>> start Page excerpt

Washington D.C., (CNA) - The Supreme Court on Tuesday declined to fast-track hearing a new appeal of the Affordable Care Act. The decision comes after the act's individual mandate was struck down by a federal circuit court.
In December, the Fifth Circuit Court of Appeals struck down the Affordable Care Act's individual mandate and sent the case back to the district courts to decide if the rest of the law could still be enforced without the mandate.
In 2012, the Supreme Court upheld most of the law, ruling the individual mandate a "tax" that was within Congress' authority to require. Once the Trump administration removed the penalty for not complying with the mandate, the state of Texas sued the Trump administration, arguing that the penalty was no longer a tax.
The Fifth Circuit's decision was appealed to the Supreme Court. After the decision, members of the House of Representatives joined 19 states along with the District of Columbia and Democratic Governor Andy Beshear of Kentucky, in asking the Supreme Court for expedited consideration of the appeal.

>> end Page excerpt

*Your tasks*
- 1) Translate this sentence from the Affordable Care Act excerpt into Spanish: "The Fifth Circuit's decision was appealed to the Supreme Court."
- 2) Rewrite the Affordable Care Act excerpt between "The Fifth Circuit's" and "of the appeal.", inclusive, and swap "expedited" for "speedy".

>> start Given data

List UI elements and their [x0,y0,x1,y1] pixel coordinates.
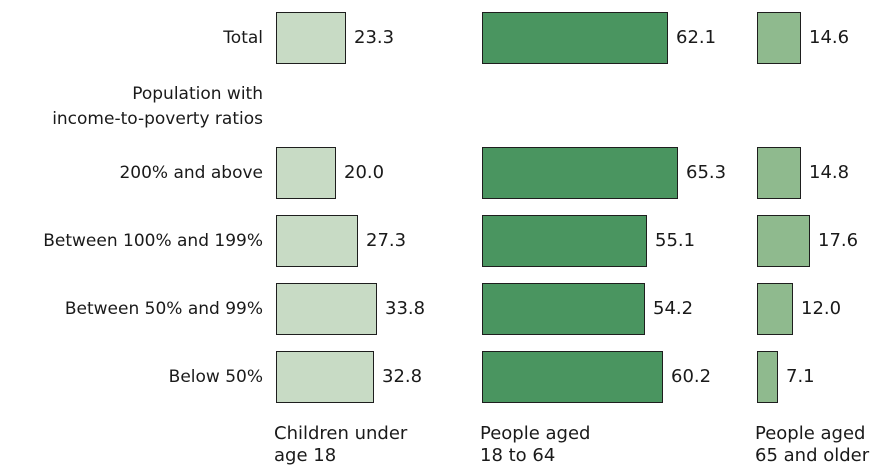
bar [757,147,801,199]
group-label: income-to-poverty ratios [52,109,263,129]
bar [276,283,377,335]
bar [757,351,778,403]
data-label: 7.1 [786,366,815,387]
series-label: 18 to 64 [480,445,556,466]
series-label: age 18 [274,445,337,466]
data-label: 62.1 [676,27,717,48]
series-label: People aged [480,423,591,444]
series-label: 65 and older [755,445,870,466]
group-label: Population with [132,84,263,104]
row-label: Total [223,28,263,48]
bar [482,12,668,64]
bar [276,215,358,267]
bar [482,351,663,403]
series-label: People aged [755,423,866,444]
data-label: 60.2 [671,366,712,387]
data-label: 14.6 [809,27,850,48]
data-label: 27.3 [366,230,407,251]
data-label: 12.0 [801,298,842,319]
bar [757,12,801,64]
data-label: 54.2 [653,298,694,319]
bar [276,351,374,403]
data-label: 23.3 [354,27,395,48]
row-label: 200% and above [119,163,263,183]
bar [276,12,346,64]
row-label: Between 50% and 99% [64,299,263,319]
data-label: 55.1 [655,230,696,251]
bar [482,215,647,267]
data-label: 65.3 [686,162,727,183]
bar [482,147,678,199]
bar [757,283,793,335]
bar [757,215,810,267]
row-label: Below 50% [168,367,263,387]
data-label: 17.6 [818,230,859,251]
data-label: 33.8 [385,298,426,319]
bar [276,147,336,199]
row-label: Between 100% and 199% [43,231,263,251]
bar [482,283,645,335]
series-label: Children under [274,423,408,444]
data-label: 32.8 [382,366,423,387]
data-label: 14.8 [809,162,850,183]
data-label: 20.0 [344,162,385,183]
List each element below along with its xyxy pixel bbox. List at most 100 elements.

>> end Given data

*Final answers*
- 1) La decisión del Quinto Circuito fue apelada ante la Corte Suprema.

- 2)
The Fifth Circuit's decision was appealed to the Supreme Court. After the decision, members of the House of Representatives joined 19 states along with the District of Columbia and Democratic Governor Andy Beshear of Kentucky, in asking the Supreme Court for speedy consideration of the appeal.